======== SUPPLIED RECORDS ========
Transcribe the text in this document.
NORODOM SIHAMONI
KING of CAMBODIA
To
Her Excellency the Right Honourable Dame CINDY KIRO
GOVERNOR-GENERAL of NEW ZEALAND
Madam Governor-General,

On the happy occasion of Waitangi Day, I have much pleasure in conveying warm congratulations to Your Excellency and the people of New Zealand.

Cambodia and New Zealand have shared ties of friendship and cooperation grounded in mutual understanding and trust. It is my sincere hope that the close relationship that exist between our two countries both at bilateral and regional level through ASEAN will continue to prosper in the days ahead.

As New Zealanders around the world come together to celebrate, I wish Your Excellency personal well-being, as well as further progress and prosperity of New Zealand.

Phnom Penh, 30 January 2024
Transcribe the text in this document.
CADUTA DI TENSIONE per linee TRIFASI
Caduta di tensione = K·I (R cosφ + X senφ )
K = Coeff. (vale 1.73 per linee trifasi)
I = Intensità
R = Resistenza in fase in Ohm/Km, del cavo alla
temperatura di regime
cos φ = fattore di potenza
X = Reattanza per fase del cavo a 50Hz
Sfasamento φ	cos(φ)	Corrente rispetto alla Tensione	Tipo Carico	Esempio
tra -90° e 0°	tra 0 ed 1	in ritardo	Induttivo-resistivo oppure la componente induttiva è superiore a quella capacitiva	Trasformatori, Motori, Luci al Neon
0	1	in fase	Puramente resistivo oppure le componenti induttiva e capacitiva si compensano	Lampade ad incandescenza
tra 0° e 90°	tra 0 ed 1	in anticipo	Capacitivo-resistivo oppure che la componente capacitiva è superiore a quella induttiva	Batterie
========
WHAT THE EXERCISE ASKS:
Output each record exactly, leaving nothing out.

SOLUTION TO THIS PROBLEM:
Transcribe the text in this document.
NORODOM SIHAMONI
KING of CAMBODIA
To
Her Excellency the Right Honourable Dame CINDY KIRO
GOVERNOR-GENERAL of NEW ZEALAND
Madam Governor-General,

On the happy occasion of Waitangi Day, I have much pleasure in conveying warm congratulations to Your Excellency and the people of New Zealand.

Cambodia and New Zealand have shared ties of friendship and cooperation grounded in mutual understanding and trust. It is my sincere hope that the close relationship that exist between our two countries both at bilateral and regional level through ASEAN will continue to prosper in the days ahead.

As New Zealanders around the world come together to celebrate, I wish Your Excellency personal well-being, as well as further progress and prosperity of New Zealand.

Phnom Penh, 30 January 2024
Transcribe the text in this document.
CADUTA DI TENSIONE per linee TRIFASI
Caduta di tensione = K·I (R cosφ + X senφ )
K = Coeff. (vale 1.73 per linee trifasi)
I = Intensità
R = Resistenza in fase in Ohm/Km, del cavo alla
temperatura di regime
cos φ = fattore di potenza
X = Reattanza per fase del cavo a 50Hz
Sfasamento φ	cos(φ)	Corrente rispetto alla Tensione	Tipo Carico	Esempio
tra -90° e 0°	tra 0 ed 1	in ritardo	Induttivo-resistivo oppure la componente induttiva è superiore a quella capacitiva	Trasformatori, Motori, Luci al Neon
0	1	in fase	Puramente resistivo oppure le componenti induttiva e capacitiva si compensano	Lampade ad incandescenza
tra 0° e 90°	tra 0 ed 1	in anticipo	Capacitivo-resistivo oppure che la componente capacitiva è superiore a quella induttiva	Batterie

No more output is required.